[Extracts from a graphics dataset]
## Start

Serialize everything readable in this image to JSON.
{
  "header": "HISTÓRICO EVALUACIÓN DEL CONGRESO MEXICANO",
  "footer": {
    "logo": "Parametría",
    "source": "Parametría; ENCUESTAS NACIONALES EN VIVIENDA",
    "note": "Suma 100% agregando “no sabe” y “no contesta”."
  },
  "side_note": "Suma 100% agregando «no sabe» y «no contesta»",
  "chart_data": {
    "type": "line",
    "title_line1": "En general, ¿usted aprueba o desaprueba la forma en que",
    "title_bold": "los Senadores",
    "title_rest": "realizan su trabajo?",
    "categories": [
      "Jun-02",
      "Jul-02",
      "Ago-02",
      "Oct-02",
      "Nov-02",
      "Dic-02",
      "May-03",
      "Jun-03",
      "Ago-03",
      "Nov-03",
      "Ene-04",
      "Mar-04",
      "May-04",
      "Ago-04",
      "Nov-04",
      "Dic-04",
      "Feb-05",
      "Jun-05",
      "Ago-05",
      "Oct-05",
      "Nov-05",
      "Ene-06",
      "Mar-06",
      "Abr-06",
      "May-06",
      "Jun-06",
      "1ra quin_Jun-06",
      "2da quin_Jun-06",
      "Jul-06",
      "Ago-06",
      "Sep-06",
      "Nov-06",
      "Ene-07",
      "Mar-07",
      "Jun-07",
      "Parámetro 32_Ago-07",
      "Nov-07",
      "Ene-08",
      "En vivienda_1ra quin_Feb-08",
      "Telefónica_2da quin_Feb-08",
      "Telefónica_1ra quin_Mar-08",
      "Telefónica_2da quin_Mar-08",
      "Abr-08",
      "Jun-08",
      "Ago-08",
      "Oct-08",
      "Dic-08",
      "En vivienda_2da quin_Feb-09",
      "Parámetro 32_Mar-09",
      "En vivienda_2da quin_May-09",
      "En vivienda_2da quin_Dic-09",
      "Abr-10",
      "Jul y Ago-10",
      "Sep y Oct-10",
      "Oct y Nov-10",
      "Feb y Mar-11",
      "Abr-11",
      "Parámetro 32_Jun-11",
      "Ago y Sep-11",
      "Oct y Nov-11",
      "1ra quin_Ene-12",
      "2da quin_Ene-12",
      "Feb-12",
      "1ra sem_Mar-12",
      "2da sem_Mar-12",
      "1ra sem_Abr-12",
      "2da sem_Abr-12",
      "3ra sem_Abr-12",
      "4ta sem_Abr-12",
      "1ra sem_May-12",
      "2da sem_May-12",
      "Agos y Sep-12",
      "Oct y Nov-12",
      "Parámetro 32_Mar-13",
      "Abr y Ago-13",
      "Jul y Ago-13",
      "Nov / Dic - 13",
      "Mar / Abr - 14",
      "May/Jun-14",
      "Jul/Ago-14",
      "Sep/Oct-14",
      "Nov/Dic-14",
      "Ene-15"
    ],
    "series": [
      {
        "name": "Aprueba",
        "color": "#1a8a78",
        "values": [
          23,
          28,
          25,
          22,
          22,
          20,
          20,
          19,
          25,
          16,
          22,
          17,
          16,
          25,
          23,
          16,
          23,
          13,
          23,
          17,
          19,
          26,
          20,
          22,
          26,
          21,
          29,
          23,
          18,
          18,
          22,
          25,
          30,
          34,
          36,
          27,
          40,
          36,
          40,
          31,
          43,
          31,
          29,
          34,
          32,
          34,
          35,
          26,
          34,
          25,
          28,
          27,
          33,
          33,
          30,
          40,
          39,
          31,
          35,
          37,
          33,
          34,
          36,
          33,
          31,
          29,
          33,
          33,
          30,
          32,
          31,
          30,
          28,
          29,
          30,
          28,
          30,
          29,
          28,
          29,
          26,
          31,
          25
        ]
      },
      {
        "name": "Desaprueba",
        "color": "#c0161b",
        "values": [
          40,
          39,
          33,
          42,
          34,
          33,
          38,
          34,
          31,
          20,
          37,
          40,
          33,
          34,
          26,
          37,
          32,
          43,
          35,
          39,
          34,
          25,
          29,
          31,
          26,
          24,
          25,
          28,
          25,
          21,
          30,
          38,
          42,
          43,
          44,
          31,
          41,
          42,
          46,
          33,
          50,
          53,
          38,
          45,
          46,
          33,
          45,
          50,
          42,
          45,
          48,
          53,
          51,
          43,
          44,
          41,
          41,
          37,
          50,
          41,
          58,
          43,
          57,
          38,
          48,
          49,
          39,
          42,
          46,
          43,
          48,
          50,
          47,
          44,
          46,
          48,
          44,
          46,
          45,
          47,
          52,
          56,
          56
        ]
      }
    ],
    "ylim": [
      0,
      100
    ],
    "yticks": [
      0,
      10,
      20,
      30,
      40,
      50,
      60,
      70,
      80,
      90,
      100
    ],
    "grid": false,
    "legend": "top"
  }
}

## End

__Task details__
Write out the full listing exactly as given.

__The solution__
Serialize everything readable in this image to JSON.
{
  "header": "HISTÓRICO EVALUACIÓN DEL CONGRESO MEXICANO",
  "footer": {
    "logo": "Parametría",
    "source": "Parametría; ENCUESTAS NACIONALES EN VIVIENDA",
    "note": "Suma 100% agregando “no sabe” y “no contesta”."
  },
  "side_note": "Suma 100% agregando «no sabe» y «no contesta»",
  "chart_data": {
    "type": "line",
    "title_line1": "En general, ¿usted aprueba o desaprueba la forma en que",
    "title_bold": "los Senadores",
    "title_rest": "realizan su trabajo?",
    "categories": [
      "Jun-02",
      "Jul-02",
      "Ago-02",
      "Oct-02",
      "Nov-02",
      "Dic-02",
      "May-03",
      "Jun-03",
      "Ago-03",
      "Nov-03",
      "Ene-04",
      "Mar-04",
      "May-04",
      "Ago-04",
      "Nov-04",
      "Dic-04",
      "Feb-05",
      "Jun-05",
      "Ago-05",
      "Oct-05",
      "Nov-05",
      "Ene-06",
      "Mar-06",
      "Abr-06",
      "May-06",
      "Jun-06",
      "1ra quin_Jun-06",
      "2da quin_Jun-06",
      "Jul-06",
      "Ago-06",
      "Sep-06",
      "Nov-06",
      "Ene-07",
      "Mar-07",
      "Jun-07",
      "Parámetro 32_Ago-07",
      "Nov-07",
      "Ene-08",
      "En vivienda_1ra quin_Feb-08",
      "Telefónica_2da quin_Feb-08",
      "Telefónica_1ra quin_Mar-08",
      "Telefónica_2da quin_Mar-08",
      "Abr-08",
      "Jun-08",
      "Ago-08",
      "Oct-08",
      "Dic-08",
      "En vivienda_2da quin_Feb-09",
      "Parámetro 32_Mar-09",
      "En vivienda_2da quin_May-09",
      "En vivienda_2da quin_Dic-09",
      "Abr-10",
      "Jul y Ago-10",
      "Sep y Oct-10",
      "Oct y Nov-10",
      "Feb y Mar-11",
      "Abr-11",
      "Parámetro 32_Jun-11",
      "Ago y Sep-11",
      "Oct y Nov-11",
      "1ra quin_Ene-12",
      "2da quin_Ene-12",
      "Feb-12",
      "1ra sem_Mar-12",
      "2da sem_Mar-12",
      "1ra sem_Abr-12",
      "2da sem_Abr-12",
      "3ra sem_Abr-12",
      "4ta sem_Abr-12",
      "1ra sem_May-12",
      "2da sem_May-12",
      "Agos y Sep-12",
      "Oct y Nov-12",
      "Parámetro 32_Mar-13",
      "Abr y Ago-13",
      "Jul y Ago-13",
      "Nov / Dic - 13",
      "Mar / Abr - 14",
      "May/Jun-14",
      "Jul/Ago-14",
      "Sep/Oct-14",
      "Nov/Dic-14",
      "Ene-15"
    ],
    "series": [
      {
        "name": "Aprueba",
        "color": "#1a8a78",
        "values": [
          23,
          28,
          25,
          22,
          22,
          20,
          20,
          19,
          25,
          16,
          22,
          17,
          16,
          25,
          23,
          16,
          23,
          13,
          23,
          17,
          19,
          26,
          20,
          22,
          26,
          21,
          29,
          23,
          18,
          18,
          22,
          25,
          30,
          34,
          36,
          27,
          40,
          36,
          40,
          31,
          43,
          31,
          29,
          34,
          32,
          34,
          35,
          26,
          34,
          25,
          28,
          27,
          33,
          33,
          30,
          40,
          39,
          31,
          35,
          37,
          33,
          34,
          36,
          33,
          31,
          29,
          33,
          33,
          30,
          32,
          31,
          30,
          28,
          29,
          30,
          28,
          30,
          29,
          28,
          29,
          26,
          31,
          25
        ]
      },
      {
        "name": "Desaprueba",
        "color": "#c0161b",
        "values": [
          40,
          39,
          33,
          42,
          34,
          33,
          38,
          34,
          31,
          20,
          37,
          40,
          33,
          34,
          26,
          37,
          32,
          43,
          35,
          39,
          34,
          25,
          29,
          31,
          26,
          24,
          25,
          28,
          25,
          21,
          30,
          38,
          42,
          43,
          44,
          31,
          41,
          42,
          46,
          33,
          50,
          53,
          38,
          45,
          46,
          33,
          45,
          50,
          42,
          45,
          48,
          53,
          51,
          43,
          44,
          41,
          41,
          37,
          50,
          41,
          58,
          43,
          57,
          38,
          48,
          49,
          39,
          42,
          46,
          43,
          48,
          50,
          47,
          44,
          46,
          48,
          44,
          46,
          45,
          47,
          52,
          56,
          56
        ]
      }
    ],
    "ylim": [
      0,
      100
    ],
    "yticks": [
      0,
      10,
      20,
      30,
      40,
      50,
      60,
      70,
      80,
      90,
      100
    ],
    "grid": false,
    "legend": "top"
  }
}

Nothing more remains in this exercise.